Exercise inputs →
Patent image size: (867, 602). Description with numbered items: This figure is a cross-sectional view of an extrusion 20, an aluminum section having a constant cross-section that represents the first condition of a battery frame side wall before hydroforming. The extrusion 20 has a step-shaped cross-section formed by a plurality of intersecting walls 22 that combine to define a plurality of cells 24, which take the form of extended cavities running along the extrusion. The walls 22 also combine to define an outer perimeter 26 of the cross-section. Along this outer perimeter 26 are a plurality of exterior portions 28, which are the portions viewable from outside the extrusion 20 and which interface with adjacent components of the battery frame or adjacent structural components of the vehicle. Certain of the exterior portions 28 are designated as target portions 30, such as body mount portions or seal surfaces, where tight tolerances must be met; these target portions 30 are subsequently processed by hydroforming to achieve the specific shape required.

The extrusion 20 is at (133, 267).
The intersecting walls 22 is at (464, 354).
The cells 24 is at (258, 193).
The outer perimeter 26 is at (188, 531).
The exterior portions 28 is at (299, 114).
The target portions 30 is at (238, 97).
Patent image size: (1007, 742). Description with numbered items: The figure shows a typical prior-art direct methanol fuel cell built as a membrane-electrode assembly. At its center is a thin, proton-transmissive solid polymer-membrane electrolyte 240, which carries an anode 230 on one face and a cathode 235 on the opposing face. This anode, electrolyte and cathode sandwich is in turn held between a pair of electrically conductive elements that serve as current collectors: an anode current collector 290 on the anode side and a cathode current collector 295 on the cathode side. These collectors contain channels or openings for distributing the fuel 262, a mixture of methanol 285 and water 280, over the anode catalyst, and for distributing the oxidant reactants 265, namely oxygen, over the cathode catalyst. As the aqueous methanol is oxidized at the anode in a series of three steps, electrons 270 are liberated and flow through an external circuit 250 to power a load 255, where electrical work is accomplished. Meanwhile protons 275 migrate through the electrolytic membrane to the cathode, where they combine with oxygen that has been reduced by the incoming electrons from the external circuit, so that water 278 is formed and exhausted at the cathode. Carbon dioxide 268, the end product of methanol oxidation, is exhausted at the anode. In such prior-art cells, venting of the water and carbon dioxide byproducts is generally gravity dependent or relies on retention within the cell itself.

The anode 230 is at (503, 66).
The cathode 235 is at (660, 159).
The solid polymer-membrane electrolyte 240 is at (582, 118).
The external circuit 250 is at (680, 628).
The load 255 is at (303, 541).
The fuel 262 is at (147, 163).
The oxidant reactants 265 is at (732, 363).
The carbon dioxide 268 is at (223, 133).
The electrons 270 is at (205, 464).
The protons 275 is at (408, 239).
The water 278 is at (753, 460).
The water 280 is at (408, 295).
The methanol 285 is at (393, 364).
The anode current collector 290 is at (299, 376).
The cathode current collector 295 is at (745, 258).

What the exercise asks →
Each entry above must be repeated exactly, with nothing dropped.

Answer for this exercise →
Patent image size: (867, 602). Description with numbered items: This figure is a cross-sectional view of an extrusion 20, an aluminum section having a constant cross-section that represents the first condition of a battery frame side wall before hydroforming. The extrusion 20 has a step-shaped cross-section formed by a plurality of intersecting walls 22 that combine to define a plurality of cells 24, which take the form of extended cavities running along the extrusion. The walls 22 also combine to define an outer perimeter 26 of the cross-section. Along this outer perimeter 26 are a plurality of exterior portions 28, which are the portions viewable from outside the extrusion 20 and which interface with adjacent components of the battery frame or adjacent structural components of the vehicle. Certain of the exterior portions 28 are designated as target portions 30, such as body mount portions or seal surfaces, where tight tolerances must be met; these target portions 30 are subsequently processed by hydroforming to achieve the specific shape required.

The extrusion 20 is at (133, 267).
The intersecting walls 22 is at (464, 354).
The cells 24 is at (258, 193).
The outer perimeter 26 is at (188, 531).
The exterior portions 28 is at (299, 114).
The target portions 30 is at (238, 97).
Patent image size: (1007, 742). Description with numbered items: The figure shows a typical prior-art direct methanol fuel cell built as a membrane-electrode assembly. At its center is a thin, proton-transmissive solid polymer-membrane electrolyte 240, which carries an anode 230 on one face and a cathode 235 on the opposing face. This anode, electrolyte and cathode sandwich is in turn held between a pair of electrically conductive elements that serve as current collectors: an anode current collector 290 on the anode side and a cathode current collector 295 on the cathode side. These collectors contain channels or openings for distributing the fuel 262, a mixture of methanol 285 and water 280, over the anode catalyst, and for distributing the oxidant reactants 265, namely oxygen, over the cathode catalyst. As the aqueous methanol is oxidized at the anode in a series of three steps, electrons 270 are liberated and flow through an external circuit 250 to power a load 255, where electrical work is accomplished. Meanwhile protons 275 migrate through the electrolytic membrane to the cathode, where they combine with oxygen that has been reduced by the incoming electrons from the external circuit, so that water 278 is formed and exhausted at the cathode. Carbon dioxide 268, the end product of methanol oxidation, is exhausted at the anode. In such prior-art cells, venting of the water and carbon dioxide byproducts is generally gravity dependent or relies on retention within the cell itself.

The anode 230 is at (503, 66).
The cathode 235 is at (660, 159).
The solid polymer-membrane electrolyte 240 is at (582, 118).
The external circuit 250 is at (680, 628).
The load 255 is at (303, 541).
The fuel 262 is at (147, 163).
The oxidant reactants 265 is at (732, 363).
The carbon dioxide 268 is at (223, 133).
The electrons 270 is at (205, 464).
The protons 275 is at (408, 239).
The water 278 is at (753, 460).
The water 280 is at (408, 295).
The methanol 285 is at (393, 364).
The anode current collector 290 is at (299, 376).
The cathode current collector 295 is at (745, 258).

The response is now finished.